• **Required task**: Tally up the lines carrying the string "JSON" and respond with only the resulting number.

— Start Extracted information —

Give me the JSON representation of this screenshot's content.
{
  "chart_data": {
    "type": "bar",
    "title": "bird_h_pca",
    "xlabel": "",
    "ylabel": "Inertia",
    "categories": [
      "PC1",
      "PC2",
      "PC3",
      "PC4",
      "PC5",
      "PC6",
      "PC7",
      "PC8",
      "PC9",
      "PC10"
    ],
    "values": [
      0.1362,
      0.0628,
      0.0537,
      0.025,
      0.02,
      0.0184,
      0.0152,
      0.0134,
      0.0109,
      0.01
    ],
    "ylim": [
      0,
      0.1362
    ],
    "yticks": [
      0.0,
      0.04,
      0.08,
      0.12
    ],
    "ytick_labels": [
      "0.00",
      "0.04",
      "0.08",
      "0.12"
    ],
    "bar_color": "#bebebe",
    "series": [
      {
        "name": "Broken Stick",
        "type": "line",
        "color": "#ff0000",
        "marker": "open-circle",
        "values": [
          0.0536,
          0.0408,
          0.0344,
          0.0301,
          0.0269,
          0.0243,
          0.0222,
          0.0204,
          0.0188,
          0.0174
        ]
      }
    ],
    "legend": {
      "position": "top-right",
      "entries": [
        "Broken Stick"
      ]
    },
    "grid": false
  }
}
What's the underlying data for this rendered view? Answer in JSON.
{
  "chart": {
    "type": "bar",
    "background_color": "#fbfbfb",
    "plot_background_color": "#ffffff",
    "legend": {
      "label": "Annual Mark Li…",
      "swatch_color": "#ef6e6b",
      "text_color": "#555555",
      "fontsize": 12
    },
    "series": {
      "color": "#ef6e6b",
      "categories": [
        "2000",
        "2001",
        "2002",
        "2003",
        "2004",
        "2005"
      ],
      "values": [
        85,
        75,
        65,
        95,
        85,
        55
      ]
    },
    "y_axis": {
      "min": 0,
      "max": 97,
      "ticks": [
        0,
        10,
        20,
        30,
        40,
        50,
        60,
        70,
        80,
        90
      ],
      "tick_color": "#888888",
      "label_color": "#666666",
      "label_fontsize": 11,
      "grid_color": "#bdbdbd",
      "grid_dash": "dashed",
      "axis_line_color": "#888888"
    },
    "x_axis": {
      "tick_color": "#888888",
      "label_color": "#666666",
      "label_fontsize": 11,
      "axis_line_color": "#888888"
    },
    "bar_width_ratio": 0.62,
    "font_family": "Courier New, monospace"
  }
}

— End Extracted information —

• **The response**: 2